--- PROBLEM 1 ---
In the chick weight excerpt, explain in one to three sentences why group=Chick is added to the aes() of geom_line().
--- PROBLEM 2 ---
Decide whether each statement agrees with the chick weight excerpt. Answer yes or no, and quote the deciding words of the text exactly. (a) The chicks are fed one of five types of diet. (b) The data needs substantial cleaning before it can be plotted. (c) Adding se=FALSE to geom_smooth turns off the confidence interval.
--- PROBLEM 3 ---
Please output the part of the chick weight excerpt that opens with the words containing "Once the data" and closes with "much work .".

--- EXCERPT ---
━━━━━━━━━━━━━━━━━━━━━━━━━━━━━━

The chick1 dataset is a data frame consisting  of 578 rows and 4 columns  “weight” “Time” “Chick” & “Diet”  which represents the progression of weight of several chicks. The little chicklings are each given a specific diet. There are four types of diet and the farmer wants to know which one fattens the chicks the fastest.

It’s time to do some exploratory statistics on the data frame!

Once the data has been read in using read.csv, we perform a few operations as shown below to make the data ggplot2 ready. The data by itself is pretty clean and doesn’t require much work .

 

chick1$Weight<-as.numeric(chick1$Weight)
chick1$Time<- as.numeric(chick1$Time)

chick1$Chick<-factor(chick1$Chick)

chick1$Diet<-factor(chick1$Diet)

chick1<-chick1[-579,] #remove the one NA

And now for the ggplot-ing .

 

Use ggplot() to map Time to x and Weight to y within the aes() function.Add col=diet to highlight the diet fed to the chicks.

Add geom_line() at the end to draw the lines.To draw one line per chick, add group=chick to the aes() of geom_line()

Finally, add the geom_smooth  to add a smoothing curve that shows the general trend of the data.The gray area around the curve is a confidence interval, suggesting how much uncertainty there is in this smoothing curve.

ggplot(chick1,aes(x=Time,y=Weight,col=Diet)) + geom_line(aes(group=Chick)) + 
geom_smooth(lwd=2)

Rplot

If we want to turn off the confidence interval, we can add an option to the geom_smooth later; specifically “se=FALSE”, where “s.e.” stands for “standard error.”

━━━━━━━━━━━━━━━━━━━━━━━━━━━━━━

--- EXTRACTED MATERIAL ---
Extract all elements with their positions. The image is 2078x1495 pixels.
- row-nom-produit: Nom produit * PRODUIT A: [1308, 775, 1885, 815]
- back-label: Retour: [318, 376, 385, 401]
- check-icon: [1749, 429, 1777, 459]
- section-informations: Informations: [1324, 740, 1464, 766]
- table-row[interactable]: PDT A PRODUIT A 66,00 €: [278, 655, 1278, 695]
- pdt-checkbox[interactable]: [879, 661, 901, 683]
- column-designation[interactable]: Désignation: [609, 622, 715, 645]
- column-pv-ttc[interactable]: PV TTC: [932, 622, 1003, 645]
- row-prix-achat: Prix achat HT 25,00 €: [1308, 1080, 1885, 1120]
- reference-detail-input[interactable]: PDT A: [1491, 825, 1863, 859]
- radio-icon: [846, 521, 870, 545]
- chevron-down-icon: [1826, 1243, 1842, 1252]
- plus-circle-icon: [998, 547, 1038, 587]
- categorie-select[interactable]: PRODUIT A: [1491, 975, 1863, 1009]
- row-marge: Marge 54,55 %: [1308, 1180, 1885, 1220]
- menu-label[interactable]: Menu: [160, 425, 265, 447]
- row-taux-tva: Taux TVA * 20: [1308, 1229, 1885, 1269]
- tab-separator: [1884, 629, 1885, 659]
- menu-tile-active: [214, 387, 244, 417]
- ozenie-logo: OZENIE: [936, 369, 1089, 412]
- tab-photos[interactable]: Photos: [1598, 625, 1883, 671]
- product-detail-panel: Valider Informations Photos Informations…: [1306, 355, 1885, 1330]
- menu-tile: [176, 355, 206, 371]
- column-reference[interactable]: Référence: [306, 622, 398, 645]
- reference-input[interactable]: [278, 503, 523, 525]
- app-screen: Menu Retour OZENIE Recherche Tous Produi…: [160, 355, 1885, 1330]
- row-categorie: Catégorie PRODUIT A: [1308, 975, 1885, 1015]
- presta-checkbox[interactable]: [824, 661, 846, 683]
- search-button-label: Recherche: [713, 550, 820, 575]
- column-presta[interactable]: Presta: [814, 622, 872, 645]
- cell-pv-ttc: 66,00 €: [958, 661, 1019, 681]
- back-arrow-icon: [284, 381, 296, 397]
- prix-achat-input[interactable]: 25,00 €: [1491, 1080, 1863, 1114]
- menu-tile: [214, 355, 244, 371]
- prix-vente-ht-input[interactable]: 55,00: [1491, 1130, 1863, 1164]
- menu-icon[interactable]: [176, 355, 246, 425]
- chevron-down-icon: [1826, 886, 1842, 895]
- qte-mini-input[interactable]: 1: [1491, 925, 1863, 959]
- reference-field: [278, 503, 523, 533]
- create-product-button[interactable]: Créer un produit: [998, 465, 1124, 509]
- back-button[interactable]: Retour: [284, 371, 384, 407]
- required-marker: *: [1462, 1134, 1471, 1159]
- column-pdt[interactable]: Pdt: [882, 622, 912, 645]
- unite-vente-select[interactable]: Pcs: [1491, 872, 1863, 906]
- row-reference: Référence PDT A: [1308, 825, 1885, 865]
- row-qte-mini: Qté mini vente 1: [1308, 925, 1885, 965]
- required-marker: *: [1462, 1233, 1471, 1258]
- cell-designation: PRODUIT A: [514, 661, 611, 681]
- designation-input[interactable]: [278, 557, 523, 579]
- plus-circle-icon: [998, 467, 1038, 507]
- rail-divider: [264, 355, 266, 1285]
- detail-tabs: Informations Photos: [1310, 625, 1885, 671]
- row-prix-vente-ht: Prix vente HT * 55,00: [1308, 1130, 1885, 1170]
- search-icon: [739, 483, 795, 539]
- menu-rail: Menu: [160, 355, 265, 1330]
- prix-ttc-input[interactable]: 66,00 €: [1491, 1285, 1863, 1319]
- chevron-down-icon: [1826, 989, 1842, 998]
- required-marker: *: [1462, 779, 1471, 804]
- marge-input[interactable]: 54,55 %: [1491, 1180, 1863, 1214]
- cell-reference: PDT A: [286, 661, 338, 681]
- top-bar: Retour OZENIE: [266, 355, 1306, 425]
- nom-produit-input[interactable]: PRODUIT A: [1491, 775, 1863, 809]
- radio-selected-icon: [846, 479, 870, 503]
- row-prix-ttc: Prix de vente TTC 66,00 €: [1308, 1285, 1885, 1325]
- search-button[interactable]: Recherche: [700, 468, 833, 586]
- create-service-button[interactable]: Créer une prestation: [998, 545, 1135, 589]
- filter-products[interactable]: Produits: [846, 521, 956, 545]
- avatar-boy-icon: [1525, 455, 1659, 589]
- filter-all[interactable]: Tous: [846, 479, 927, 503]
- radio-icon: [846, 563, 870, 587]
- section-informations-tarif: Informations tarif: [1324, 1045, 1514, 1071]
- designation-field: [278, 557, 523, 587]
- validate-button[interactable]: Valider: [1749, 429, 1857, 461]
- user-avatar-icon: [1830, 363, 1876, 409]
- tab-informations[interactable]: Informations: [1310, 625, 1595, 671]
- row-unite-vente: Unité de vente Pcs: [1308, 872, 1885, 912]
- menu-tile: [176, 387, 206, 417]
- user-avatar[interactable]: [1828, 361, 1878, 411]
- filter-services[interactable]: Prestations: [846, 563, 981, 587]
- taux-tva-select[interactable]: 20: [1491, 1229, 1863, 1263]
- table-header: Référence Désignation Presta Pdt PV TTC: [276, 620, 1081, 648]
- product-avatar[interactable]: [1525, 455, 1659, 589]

━━━━━━━━━━━━━━━━━━━━━━━━━━━━━━

--- TASK SOLUTION 1 ---
It is added so that geom_line() draws one line per chick.

--- TASK SOLUTION 2 ---
(a) No: "There are four types of diet"
(b) No: "The data by itself is pretty clean and doesn’t require much work"
(c) Yes: "If we want to turn off the confidence interval, we can add an option to the geom_smooth later; specifically “se=FALSE”"

--- TASK SOLUTION 3 ---
Once the data has been read in using read.csv, we perform a few operations as shown below to make the data ggplot2 ready. The data by itself is pretty clean and doesn’t require much work .